* **STATED GOAL 1**: Reproduce the entries verbatim, starting at the first line of the entries and ending at the line that contains "logo: SAP <box>40 0 95 26</box>".

* **SOURCE**:
+===+

Jason has the right idea, it's very rare. Most water heater failures just cause leaking.

But you SHOULD be pulling the pin on the T&P valve (thats Temperature and Pressure) once a year and you should also drain a buckets worth of water our the bottom tap once a year to remove sludge.

If it's been many years since you've done any of this then have more buckets handy as the valves may not want to close all the way if they are gummed up... Worst case you'll have to run turn the water off and call a plumber to replace them.

I've seen pictures of installs where in order to fix a leaky T&P valve the homeowner has just screwed a cap on the pipe!!! Dont do anything like that...

much more dangerous would be flue problems from gas water heaters. Make sure your flue is installed properly and not sagging or running downhill or running into the wrong kind of chimney and all that stuff.


----------



## C4LED (May 25, 2006)

Are electric water heaters safer than gas heaters?


----------



## raggie33 (May 25, 2006)

gas vs elctric for safety id say no other then electric wont emit carbon monoxide.but im no expert so dont listen to me lol


----------



## dfred (Nov 8, 2007)

Mythbusters on the Discovery channel tonight (on right now in PST) is doing their main myth on catastrophic water heater failures due to multiple failures in the safety devices...

(I can't believe I remembered this thread.  )


----------



## Aaron1100us (Nov 8, 2007)

Just get a tankless water heater. No tank to explode. Our water heater is old and I'm thinking about replacing with a tankless one. Not for that reason but because they are supposed to be more efficient. They do take a little bit longer to get hot water and are pretty expensive. Still investigating them.


----------



## Avatar28 (Nov 8, 2007)

Aaron1100us said:


> Just get a tankless water heater. No tank to explode. Our water heater is old and I'm thinking about replacing with a tankless one. Not for that reason but because they are supposed to be more efficient. They do take a little bit longer to get hot water and are pretty expensive. Still investigating them.



My favorites are the point of use water heaters. Just a couple of seconds to get hot water and they should be even MORE efficient than the tankless ones.


----------



## chmsam (Nov 8, 2007)

Read the manual that came with the water heater, check for on line manuals/help, or call a plumber. Most hot water manufacturers now have on line manuals or safety sheets that should allow you to safely setup, maintain, set for vacation, and drain water heaters. 

There are usually also instructions for checking the T&P valve but use caution since even "low" settings on water heaters can produce water hot enough to cause burns. 

Electric and gas water heaters can be quite different in their maintenance. Air in any hot water system can be very bad. Proper setup, operation, and maintenance is much better than a flooded basement and no hot water, and it's usually not that much work. 

Basically, don't assume or guess about the maintenance, just find out to be sure.

And never trust a brother in law who says he knows what he's doing.


----------



## Avatar28 (Nov 8, 2007)

chmsam said:


> And never trust a brother in law who says he knows what he's doing.




Uh oh. I had TWO brothers in law help me install mine.


----------



## BB (Nov 8, 2007)

I was the son-in-law that installed my In-Laws' new water heater the last time (hmmm, probably getting near time for a new round of installs around the various family homes).

Been there, done that...:shakehead

-Bill


----------



## will (Nov 8, 2007)

one thing about turning off the cold water supply prior to the heater. If you do - open a hot water tap somewhere. closing the cold water supply will make the system closed, nowhere for the pressure to go if the pressure valve is not working..

+===+

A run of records
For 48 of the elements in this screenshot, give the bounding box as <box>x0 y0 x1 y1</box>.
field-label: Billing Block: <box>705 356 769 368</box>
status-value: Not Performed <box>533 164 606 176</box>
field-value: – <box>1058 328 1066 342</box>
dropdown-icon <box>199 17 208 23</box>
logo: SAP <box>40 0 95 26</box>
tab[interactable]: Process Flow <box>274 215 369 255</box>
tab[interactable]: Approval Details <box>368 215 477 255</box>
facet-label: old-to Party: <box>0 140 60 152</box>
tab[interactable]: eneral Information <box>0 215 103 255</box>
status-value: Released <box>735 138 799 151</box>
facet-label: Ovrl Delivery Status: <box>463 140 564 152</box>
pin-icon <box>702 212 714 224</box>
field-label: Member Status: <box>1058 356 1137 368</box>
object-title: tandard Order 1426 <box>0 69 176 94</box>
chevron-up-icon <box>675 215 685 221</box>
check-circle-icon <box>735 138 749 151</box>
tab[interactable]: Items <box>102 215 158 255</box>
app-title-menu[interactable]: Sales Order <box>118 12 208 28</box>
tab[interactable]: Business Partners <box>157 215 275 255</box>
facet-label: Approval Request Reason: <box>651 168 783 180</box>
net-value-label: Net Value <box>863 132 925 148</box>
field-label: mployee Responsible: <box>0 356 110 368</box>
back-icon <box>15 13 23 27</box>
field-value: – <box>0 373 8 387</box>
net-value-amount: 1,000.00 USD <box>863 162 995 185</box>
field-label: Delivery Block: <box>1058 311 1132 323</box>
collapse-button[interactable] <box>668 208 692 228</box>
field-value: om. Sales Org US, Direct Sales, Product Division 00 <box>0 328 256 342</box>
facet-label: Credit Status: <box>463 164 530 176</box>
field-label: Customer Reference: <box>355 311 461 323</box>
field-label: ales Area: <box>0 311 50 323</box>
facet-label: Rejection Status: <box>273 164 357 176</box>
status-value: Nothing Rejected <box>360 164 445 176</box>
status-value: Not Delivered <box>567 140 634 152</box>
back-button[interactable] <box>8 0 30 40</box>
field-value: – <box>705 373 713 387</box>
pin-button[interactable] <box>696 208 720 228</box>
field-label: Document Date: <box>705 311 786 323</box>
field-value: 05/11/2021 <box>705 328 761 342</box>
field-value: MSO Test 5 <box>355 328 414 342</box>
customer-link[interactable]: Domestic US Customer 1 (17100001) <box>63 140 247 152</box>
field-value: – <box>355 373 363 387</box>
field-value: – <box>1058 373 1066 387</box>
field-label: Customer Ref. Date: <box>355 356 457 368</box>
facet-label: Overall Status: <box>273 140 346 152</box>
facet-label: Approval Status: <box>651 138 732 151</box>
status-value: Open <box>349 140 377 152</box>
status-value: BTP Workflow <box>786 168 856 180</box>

+===+

* **STATED GOAL 2**: In the water heater thread, give the passage starting at "Jason has the" and ending at "all that stuff." again, with "plumber" swapped for "technician".

* **CORRECT ANSWER 1**:
For 48 of the elements in this screenshot, give the bounding box as <box>x0 y0 x1 y1</box>.
field-label: Billing Block: <box>705 356 769 368</box>
status-value: Not Performed <box>533 164 606 176</box>
field-value: – <box>1058 328 1066 342</box>
dropdown-icon <box>199 17 208 23</box>
logo: SAP <box>40 0 95 26</box>

* **CORRECT ANSWER 2**:
Jason has the right idea, it's very rare. Most water heater failures just cause leaking.

But you SHOULD be pulling the pin on the T&P valve (thats Temperature and Pressure) once a year and you should also drain a buckets worth of water our the bottom tap once a year to remove sludge.

If it's been many years since you've done any of this then have more buckets handy as the valves may not want to close all the way if they are gummed up... Worst case you'll have to run turn the water off and call a technician to replace them.

I've seen pictures of installs where in order to fix a leaky T&P valve the homeowner has just screwed a cap on the pipe!!! Dont do anything like that...

much more dangerous would be flue problems from gas water heaters. Make sure your flue is installed properly and not sagging or running downhill or running into the wrong kind of chimney and all that stuff.